## What to produce
Take each line containing the word "image" and copy it.

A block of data
----

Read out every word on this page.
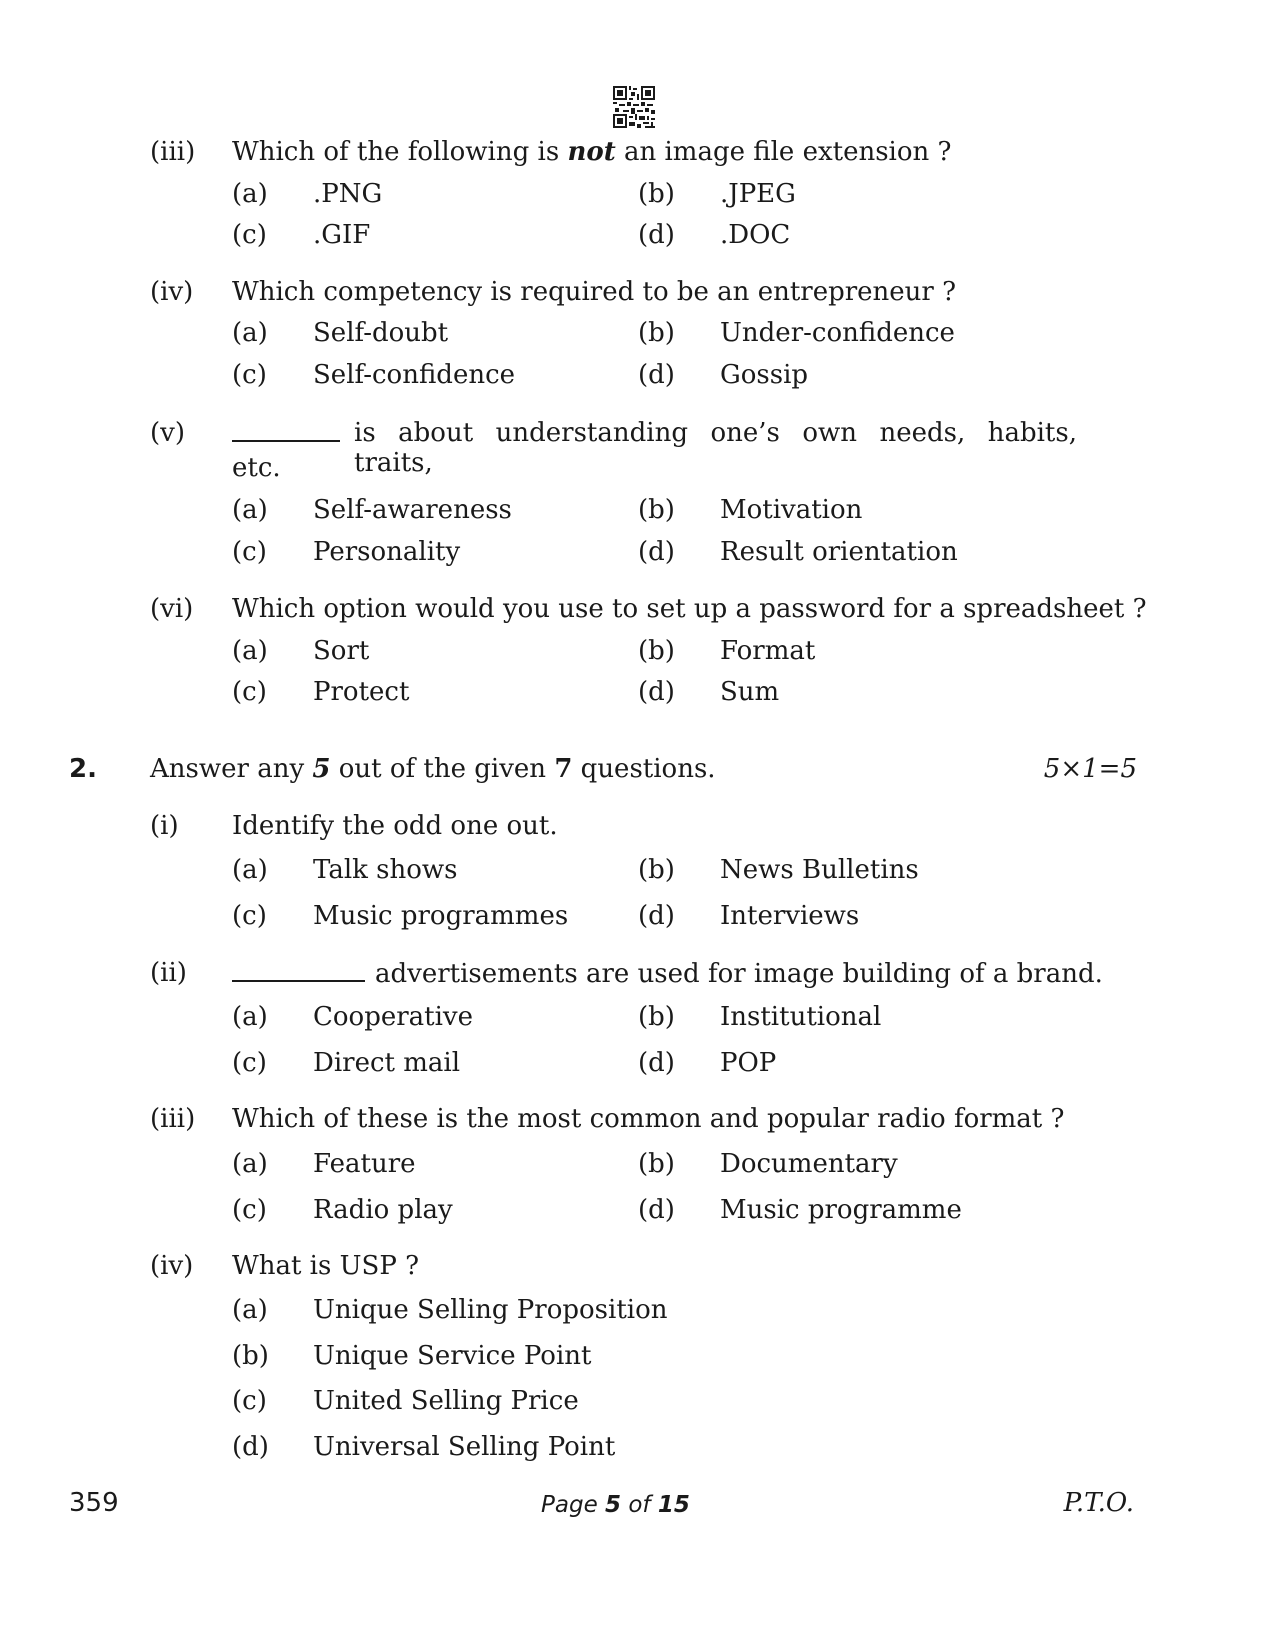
(iii) Which of the following is not an image file extension ?
(a) .PNG	(b) .JPEG
(c) .GIF	(d) .DOC
(iv) Which competency is required to be an entrepreneur ?
(a) Self-doubt	(b) Under-confidence
(c) Self-confidence	(d) Gossip
(v)	is about understanding one’s own needs, habits, traits,
etc.
(a) Self-awareness	(b) Motivation
(c) Personality	(d) Result orientation
(vi) Which option would you use to set up a password for a spreadsheet ?
(a) Sort	(b) Format
(c) Protect	(d) Sum
2. Answer any 5 out of the given 7 questions.	5×1=5
(i) Identify the odd one out.
(a) Talk shows	(b) News Bulletins
(c) Music programmes	(d) Interviews
(ii)	advertisements are used for image building of a brand.
(a) Cooperative	(b) Institutional
(c) Direct mail	(d) POP
(iii) Which of these is the most common and popular radio format ?
(a) Feature	(b) Documentary
(c) Radio play	(d) Music programme
(iv) What is USP ?
(a) Unique Selling Proposition
(b) Unique Service Point
(c) United Selling Price
(d) Universal Selling Point
359	Page 5 of 15	P.T.O.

----

## The completed task
(iii) Which of the following is not an image file extension ?
(ii)	advertisements are used for image building of a brand.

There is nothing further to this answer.